**What to produce:** Every record that follows should be printed verbatim.

**Data lines:**
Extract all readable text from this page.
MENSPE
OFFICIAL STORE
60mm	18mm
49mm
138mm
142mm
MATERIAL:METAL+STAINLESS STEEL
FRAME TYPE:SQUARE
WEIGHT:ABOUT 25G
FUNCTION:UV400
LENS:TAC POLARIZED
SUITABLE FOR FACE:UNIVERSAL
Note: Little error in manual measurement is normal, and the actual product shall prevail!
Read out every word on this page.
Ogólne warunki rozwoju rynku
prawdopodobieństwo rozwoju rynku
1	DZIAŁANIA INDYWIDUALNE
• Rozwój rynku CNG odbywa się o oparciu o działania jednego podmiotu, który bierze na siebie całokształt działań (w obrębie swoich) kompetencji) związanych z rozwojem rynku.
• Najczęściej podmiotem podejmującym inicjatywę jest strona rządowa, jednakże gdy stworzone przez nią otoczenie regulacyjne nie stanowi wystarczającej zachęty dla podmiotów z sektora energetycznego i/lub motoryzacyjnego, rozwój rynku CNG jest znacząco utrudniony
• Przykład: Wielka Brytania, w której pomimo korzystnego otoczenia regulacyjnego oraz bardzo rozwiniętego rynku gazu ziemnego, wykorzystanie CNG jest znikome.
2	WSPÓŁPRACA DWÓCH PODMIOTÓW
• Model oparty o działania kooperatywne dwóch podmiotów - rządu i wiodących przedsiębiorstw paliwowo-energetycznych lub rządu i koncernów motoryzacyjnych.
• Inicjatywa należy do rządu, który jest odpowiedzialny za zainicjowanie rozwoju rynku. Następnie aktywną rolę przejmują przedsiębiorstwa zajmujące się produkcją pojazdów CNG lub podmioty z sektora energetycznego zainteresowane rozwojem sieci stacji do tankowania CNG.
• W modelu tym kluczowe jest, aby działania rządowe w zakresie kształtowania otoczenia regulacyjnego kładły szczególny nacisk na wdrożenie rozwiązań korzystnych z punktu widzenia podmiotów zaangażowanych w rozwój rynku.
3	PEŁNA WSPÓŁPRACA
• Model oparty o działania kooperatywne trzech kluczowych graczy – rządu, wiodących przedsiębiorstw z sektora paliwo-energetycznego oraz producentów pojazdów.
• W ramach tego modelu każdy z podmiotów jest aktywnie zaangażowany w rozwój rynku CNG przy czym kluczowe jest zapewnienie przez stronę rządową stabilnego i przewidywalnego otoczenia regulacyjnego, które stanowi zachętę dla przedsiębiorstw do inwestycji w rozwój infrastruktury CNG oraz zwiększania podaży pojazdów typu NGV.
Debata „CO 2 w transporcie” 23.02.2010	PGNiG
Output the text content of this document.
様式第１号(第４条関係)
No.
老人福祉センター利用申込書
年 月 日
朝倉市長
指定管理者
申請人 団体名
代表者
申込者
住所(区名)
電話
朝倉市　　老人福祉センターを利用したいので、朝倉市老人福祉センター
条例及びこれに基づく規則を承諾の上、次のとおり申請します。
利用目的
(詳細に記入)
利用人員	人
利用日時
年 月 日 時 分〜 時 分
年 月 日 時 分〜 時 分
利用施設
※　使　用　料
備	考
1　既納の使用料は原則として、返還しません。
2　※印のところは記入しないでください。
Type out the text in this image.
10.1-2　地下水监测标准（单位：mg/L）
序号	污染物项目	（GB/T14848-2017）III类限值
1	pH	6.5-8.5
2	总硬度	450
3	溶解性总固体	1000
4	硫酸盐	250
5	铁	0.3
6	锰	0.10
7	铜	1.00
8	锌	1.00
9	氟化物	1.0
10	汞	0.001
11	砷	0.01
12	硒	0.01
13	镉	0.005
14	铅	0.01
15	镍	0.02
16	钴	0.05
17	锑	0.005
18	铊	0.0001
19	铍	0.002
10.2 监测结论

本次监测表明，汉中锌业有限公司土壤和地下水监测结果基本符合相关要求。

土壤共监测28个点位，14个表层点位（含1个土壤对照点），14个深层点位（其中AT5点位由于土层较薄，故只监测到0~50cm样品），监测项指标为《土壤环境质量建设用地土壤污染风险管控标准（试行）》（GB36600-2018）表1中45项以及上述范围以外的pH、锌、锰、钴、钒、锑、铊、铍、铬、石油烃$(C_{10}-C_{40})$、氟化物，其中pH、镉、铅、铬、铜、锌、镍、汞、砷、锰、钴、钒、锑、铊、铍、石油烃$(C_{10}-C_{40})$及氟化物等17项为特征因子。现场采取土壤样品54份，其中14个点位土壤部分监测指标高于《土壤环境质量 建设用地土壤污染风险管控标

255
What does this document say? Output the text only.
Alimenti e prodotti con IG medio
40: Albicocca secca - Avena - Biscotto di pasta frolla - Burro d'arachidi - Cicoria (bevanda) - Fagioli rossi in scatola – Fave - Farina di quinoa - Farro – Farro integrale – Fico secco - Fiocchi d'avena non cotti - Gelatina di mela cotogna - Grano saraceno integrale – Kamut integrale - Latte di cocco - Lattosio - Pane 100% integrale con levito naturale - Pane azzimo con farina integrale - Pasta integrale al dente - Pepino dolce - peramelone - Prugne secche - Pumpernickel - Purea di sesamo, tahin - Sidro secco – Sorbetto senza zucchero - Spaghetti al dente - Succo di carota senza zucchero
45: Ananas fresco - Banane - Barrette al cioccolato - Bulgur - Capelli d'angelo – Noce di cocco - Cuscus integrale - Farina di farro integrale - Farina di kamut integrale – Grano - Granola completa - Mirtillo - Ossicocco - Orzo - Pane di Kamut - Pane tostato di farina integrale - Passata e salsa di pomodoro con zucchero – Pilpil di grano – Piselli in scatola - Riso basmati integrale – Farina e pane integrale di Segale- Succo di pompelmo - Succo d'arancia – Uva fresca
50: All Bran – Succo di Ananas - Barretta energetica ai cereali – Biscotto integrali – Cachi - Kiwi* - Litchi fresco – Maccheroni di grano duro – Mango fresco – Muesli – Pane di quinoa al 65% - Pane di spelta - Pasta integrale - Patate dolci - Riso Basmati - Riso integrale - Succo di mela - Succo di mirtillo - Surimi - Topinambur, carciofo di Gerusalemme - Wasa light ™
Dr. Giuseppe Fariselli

**Correct response:**
Extract all readable text from this page.
MENSPE
OFFICIAL STORE
60mm	18mm
49mm
138mm
142mm
MATERIAL:METAL+STAINLESS STEEL
FRAME TYPE:SQUARE
WEIGHT:ABOUT 25G
FUNCTION:UV400
LENS:TAC POLARIZED
SUITABLE FOR FACE:UNIVERSAL
Note: Little error in manual measurement is normal, and the actual product shall prevail!
Read out every word on this page.
Ogólne warunki rozwoju rynku
prawdopodobieństwo rozwoju rynku
1	DZIAŁANIA INDYWIDUALNE
• Rozwój rynku CNG odbywa się o oparciu o działania jednego podmiotu, który bierze na siebie całokształt działań (w obrębie swoich) kompetencji) związanych z rozwojem rynku.
• Najczęściej podmiotem podejmującym inicjatywę jest strona rządowa, jednakże gdy stworzone przez nią otoczenie regulacyjne nie stanowi wystarczającej zachęty dla podmiotów z sektora energetycznego i/lub motoryzacyjnego, rozwój rynku CNG jest znacząco utrudniony
• Przykład: Wielka Brytania, w której pomimo korzystnego otoczenia regulacyjnego oraz bardzo rozwiniętego rynku gazu ziemnego, wykorzystanie CNG jest znikome.
2	WSPÓŁPRACA DWÓCH PODMIOTÓW
• Model oparty o działania kooperatywne dwóch podmiotów - rządu i wiodących przedsiębiorstw paliwowo-energetycznych lub rządu i koncernów motoryzacyjnych.
• Inicjatywa należy do rządu, który jest odpowiedzialny za zainicjowanie rozwoju rynku. Następnie aktywną rolę przejmują przedsiębiorstwa zajmujące się produkcją pojazdów CNG lub podmioty z sektora energetycznego zainteresowane rozwojem sieci stacji do tankowania CNG.
• W modelu tym kluczowe jest, aby działania rządowe w zakresie kształtowania otoczenia regulacyjnego kładły szczególny nacisk na wdrożenie rozwiązań korzystnych z punktu widzenia podmiotów zaangażowanych w rozwój rynku.
3	PEŁNA WSPÓŁPRACA
• Model oparty o działania kooperatywne trzech kluczowych graczy – rządu, wiodących przedsiębiorstw z sektora paliwo-energetycznego oraz producentów pojazdów.
• W ramach tego modelu każdy z podmiotów jest aktywnie zaangażowany w rozwój rynku CNG przy czym kluczowe jest zapewnienie przez stronę rządową stabilnego i przewidywalnego otoczenia regulacyjnego, które stanowi zachętę dla przedsiębiorstw do inwestycji w rozwój infrastruktury CNG oraz zwiększania podaży pojazdów typu NGV.
Debata „CO 2 w transporcie” 23.02.2010	PGNiG
Output the text content of this document.
様式第１号(第４条関係)
No.
老人福祉センター利用申込書
年 月 日
朝倉市長
指定管理者
申請人 団体名
代表者
申込者
住所(区名)
電話
朝倉市　　老人福祉センターを利用したいので、朝倉市老人福祉センター
条例及びこれに基づく規則を承諾の上、次のとおり申請します。
利用目的
(詳細に記入)
利用人員	人
利用日時
年 月 日 時 分〜 時 分
年 月 日 時 分〜 時 分
利用施設
※　使　用　料
備	考
1　既納の使用料は原則として、返還しません。
2　※印のところは記入しないでください。
Type out the text in this image.
10.1-2　地下水监测标准（单位：mg/L）
序号	污染物项目	（GB/T14848-2017）III类限值
1	pH	6.5-8.5
2	总硬度	450
3	溶解性总固体	1000
4	硫酸盐	250
5	铁	0.3
6	锰	0.10
7	铜	1.00
8	锌	1.00
9	氟化物	1.0
10	汞	0.001
11	砷	0.01
12	硒	0.01
13	镉	0.005
14	铅	0.01
15	镍	0.02
16	钴	0.05
17	锑	0.005
18	铊	0.0001
19	铍	0.002
10.2 监测结论

本次监测表明，汉中锌业有限公司土壤和地下水监测结果基本符合相关要求。

土壤共监测28个点位，14个表层点位（含1个土壤对照点），14个深层点位（其中AT5点位由于土层较薄，故只监测到0~50cm样品），监测项指标为《土壤环境质量建设用地土壤污染风险管控标准（试行）》（GB36600-2018）表1中45项以及上述范围以外的pH、锌、锰、钴、钒、锑、铊、铍、铬、石油烃$(C_{10}-C_{40})$、氟化物，其中pH、镉、铅、铬、铜、锌、镍、汞、砷、锰、钴、钒、锑、铊、铍、石油烃$(C_{10}-C_{40})$及氟化物等17项为特征因子。现场采取土壤样品54份，其中14个点位土壤部分监测指标高于《土壤环境质量 建设用地土壤污染风险管控标

255
What does this document say? Output the text only.
Alimenti e prodotti con IG medio
40: Albicocca secca - Avena - Biscotto di pasta frolla - Burro d'arachidi - Cicoria (bevanda) - Fagioli rossi in scatola – Fave - Farina di quinoa - Farro – Farro integrale – Fico secco - Fiocchi d'avena non cotti - Gelatina di mela cotogna - Grano saraceno integrale – Kamut integrale - Latte di cocco - Lattosio - Pane 100% integrale con levito naturale - Pane azzimo con farina integrale - Pasta integrale al dente - Pepino dolce - peramelone - Prugne secche - Pumpernickel - Purea di sesamo, tahin - Sidro secco – Sorbetto senza zucchero - Spaghetti al dente - Succo di carota senza zucchero
45: Ananas fresco - Banane - Barrette al cioccolato - Bulgur - Capelli d'angelo – Noce di cocco - Cuscus integrale - Farina di farro integrale - Farina di kamut integrale – Grano - Granola completa - Mirtillo - Ossicocco - Orzo - Pane di Kamut - Pane tostato di farina integrale - Passata e salsa di pomodoro con zucchero – Pilpil di grano – Piselli in scatola - Riso basmati integrale – Farina e pane integrale di Segale- Succo di pompelmo - Succo d'arancia – Uva fresca
50: All Bran – Succo di Ananas - Barretta energetica ai cereali – Biscotto integrali – Cachi - Kiwi* - Litchi fresco – Maccheroni di grano duro – Mango fresco – Muesli – Pane di quinoa al 65% - Pane di spelta - Pasta integrale - Patate dolci - Riso Basmati - Riso integrale - Succo di mela - Succo di mirtillo - Surimi - Topinambur, carciofo di Gerusalemme - Wasa light ™
Dr. Giuseppe Fariselli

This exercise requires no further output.